▸ **EXTRACTED ENTRIES**:
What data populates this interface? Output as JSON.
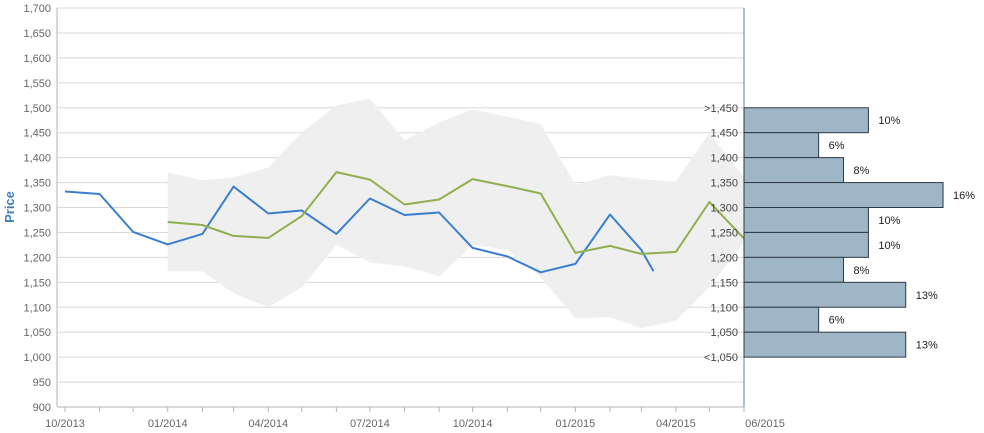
{
  "chart_data": {
    "type": "line",
    "xlabel": "",
    "ylabel": "Price",
    "ylim": [
      900,
      1700
    ],
    "y_ticks": [
      "900",
      "950",
      "1,000",
      "1,050",
      "1,100",
      "1,150",
      "1,200",
      "1,250",
      "1,300",
      "1,350",
      "1,400",
      "1,450",
      "1,500",
      "1,550",
      "1,600",
      "1,650",
      "1,700"
    ],
    "x_tick_labels": [
      "10/2013",
      "01/2014",
      "04/2014",
      "07/2014",
      "10/2014",
      "01/2015",
      "04/2015",
      "06/2015"
    ],
    "grid": true,
    "legend": "none",
    "colors": {
      "blue": "#3a7fcf",
      "green": "#8fb04e",
      "band": "#efefef",
      "bars": "#9fb6c6",
      "bar_border": "#2d3a47",
      "axis": "#5a86a8"
    },
    "series": [
      {
        "color": "#3a7fcf",
        "x": [
          "2013-10-01",
          "2013-11-01",
          "2013-12-01",
          "2014-01-01",
          "2014-02-01",
          "2014-03-01",
          "2014-04-01",
          "2014-05-01",
          "2014-06-01",
          "2014-07-01",
          "2014-08-01",
          "2014-09-01",
          "2014-10-01",
          "2014-11-01",
          "2014-12-01",
          "2015-01-01",
          "2015-02-01",
          "2015-03-01",
          "2015-03-12"
        ],
        "values": [
          1332,
          1327,
          1251,
          1226,
          1247,
          1342,
          1288,
          1294,
          1247,
          1318,
          1285,
          1290,
          1219,
          1202,
          1170,
          1187,
          1286,
          1215,
          1172
        ]
      },
      {
        "color": "#8fb04e",
        "x": [
          "2014-01-01",
          "2014-02-01",
          "2014-03-01",
          "2014-04-01",
          "2014-05-01",
          "2014-06-01",
          "2014-07-01",
          "2014-08-01",
          "2014-09-01",
          "2014-10-01",
          "2014-11-01",
          "2014-12-01",
          "2015-01-01",
          "2015-02-01",
          "2015-03-01",
          "2015-04-01",
          "2015-05-01",
          "2015-06-01"
        ],
        "values": [
          1271,
          1265,
          1243,
          1239,
          1283,
          1371,
          1356,
          1306,
          1316,
          1357,
          1343,
          1328,
          1209,
          1223,
          1207,
          1211,
          1311,
          1238
        ]
      }
    ],
    "range_band": {
      "color": "#efefef",
      "x": [
        "2014-01-01",
        "2014-02-01",
        "2014-03-01",
        "2014-04-01",
        "2014-05-01",
        "2014-06-01",
        "2014-07-01",
        "2014-08-01",
        "2014-09-01",
        "2014-10-01",
        "2014-11-01",
        "2014-12-01",
        "2015-01-01",
        "2015-02-01",
        "2015-03-01",
        "2015-04-01",
        "2015-05-01",
        "2015-06-01"
      ],
      "upper": [
        1370,
        1355,
        1360,
        1380,
        1450,
        1505,
        1518,
        1435,
        1470,
        1497,
        1482,
        1468,
        1345,
        1365,
        1357,
        1352,
        1450,
        1360
      ],
      "lower": [
        1172,
        1172,
        1128,
        1100,
        1140,
        1225,
        1190,
        1182,
        1162,
        1225,
        1215,
        1160,
        1078,
        1080,
        1058,
        1073,
        1140,
        1230
      ]
    },
    "distribution": {
      "bin_labels": [
        ">1,450",
        "1,450",
        "1,400",
        "1,350",
        "1,300",
        "1,250",
        "1,200",
        "1,150",
        "1,100",
        "1,050",
        "<1,050"
      ],
      "bin_lower": [
        1450,
        1400,
        1350,
        1300,
        1250,
        1200,
        1150,
        1100,
        1050,
        1000
      ],
      "bin_upper": [
        1500,
        1450,
        1400,
        1350,
        1300,
        1250,
        1200,
        1150,
        1100,
        1050
      ],
      "percent_labels": [
        "10%",
        "6%",
        "8%",
        "16%",
        "10%",
        "10%",
        "8%",
        "13%",
        "6%",
        "13%"
      ],
      "percent": [
        10,
        6,
        8,
        16,
        10,
        10,
        8,
        13,
        6,
        13
      ]
    }
  }
}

▸ **DIRECTIONS**:
Write out the records above once more, word for word, with no pictures.

▸ **EXERCISE RESPONSE**:
What data populates this interface? Output as JSON.
{
  "chart_data": {
    "type": "line",
    "xlabel": "",
    "ylabel": "Price",
    "ylim": [
      900,
      1700
    ],
    "y_ticks": [
      "900",
      "950",
      "1,000",
      "1,050",
      "1,100",
      "1,150",
      "1,200",
      "1,250",
      "1,300",
      "1,350",
      "1,400",
      "1,450",
      "1,500",
      "1,550",
      "1,600",
      "1,650",
      "1,700"
    ],
    "x_tick_labels": [
      "10/2013",
      "01/2014",
      "04/2014",
      "07/2014",
      "10/2014",
      "01/2015",
      "04/2015",
      "06/2015"
    ],
    "grid": true,
    "legend": "none",
    "colors": {
      "blue": "#3a7fcf",
      "green": "#8fb04e",
      "band": "#efefef",
      "bars": "#9fb6c6",
      "bar_border": "#2d3a47",
      "axis": "#5a86a8"
    },
    "series": [
      {
        "color": "#3a7fcf",
        "x": [
          "2013-10-01",
          "2013-11-01",
          "2013-12-01",
          "2014-01-01",
          "2014-02-01",
          "2014-03-01",
          "2014-04-01",
          "2014-05-01",
          "2014-06-01",
          "2014-07-01",
          "2014-08-01",
          "2014-09-01",
          "2014-10-01",
          "2014-11-01",
          "2014-12-01",
          "2015-01-01",
          "2015-02-01",
          "2015-03-01",
          "2015-03-12"
        ],
        "values": [
          1332,
          1327,
          1251,
          1226,
          1247,
          1342,
          1288,
          1294,
          1247,
          1318,
          1285,
          1290,
          1219,
          1202,
          1170,
          1187,
          1286,
          1215,
          1172
        ]
      },
      {
        "color": "#8fb04e",
        "x": [
          "2014-01-01",
          "2014-02-01",
          "2014-03-01",
          "2014-04-01",
          "2014-05-01",
          "2014-06-01",
          "2014-07-01",
          "2014-08-01",
          "2014-09-01",
          "2014-10-01",
          "2014-11-01",
          "2014-12-01",
          "2015-01-01",
          "2015-02-01",
          "2015-03-01",
          "2015-04-01",
          "2015-05-01",
          "2015-06-01"
        ],
        "values": [
          1271,
          1265,
          1243,
          1239,
          1283,
          1371,
          1356,
          1306,
          1316,
          1357,
          1343,
          1328,
          1209,
          1223,
          1207,
          1211,
          1311,
          1238
        ]
      }
    ],
    "range_band": {
      "color": "#efefef",
      "x": [
        "2014-01-01",
        "2014-02-01",
        "2014-03-01",
        "2014-04-01",
        "2014-05-01",
        "2014-06-01",
        "2014-07-01",
        "2014-08-01",
        "2014-09-01",
        "2014-10-01",
        "2014-11-01",
        "2014-12-01",
        "2015-01-01",
        "2015-02-01",
        "2015-03-01",
        "2015-04-01",
        "2015-05-01",
        "2015-06-01"
      ],
      "upper": [
        1370,
        1355,
        1360,
        1380,
        1450,
        1505,
        1518,
        1435,
        1470,
        1497,
        1482,
        1468,
        1345,
        1365,
        1357,
        1352,
        1450,
        1360
      ],
      "lower": [
        1172,
        1172,
        1128,
        1100,
        1140,
        1225,
        1190,
        1182,
        1162,
        1225,
        1215,
        1160,
        1078,
        1080,
        1058,
        1073,
        1140,
        1230
      ]
    },
    "distribution": {
      "bin_labels": [
        ">1,450",
        "1,450",
        "1,400",
        "1,350",
        "1,300",
        "1,250",
        "1,200",
        "1,150",
        "1,100",
        "1,050",
        "<1,050"
      ],
      "bin_lower": [
        1450,
        1400,
        1350,
        1300,
        1250,
        1200,
        1150,
        1100,
        1050,
        1000
      ],
      "bin_upper": [
        1500,
        1450,
        1400,
        1350,
        1300,
        1250,
        1200,
        1150,
        1100,
        1050
      ],
      "percent_labels": [
        "10%",
        "6%",
        "8%",
        "16%",
        "10%",
        "10%",
        "8%",
        "13%",
        "6%",
        "13%"
      ],
      "percent": [
        10,
        6,
        8,
        16,
        10,
        10,
        8,
        13,
        6,
        13
      ]
    }
  }
}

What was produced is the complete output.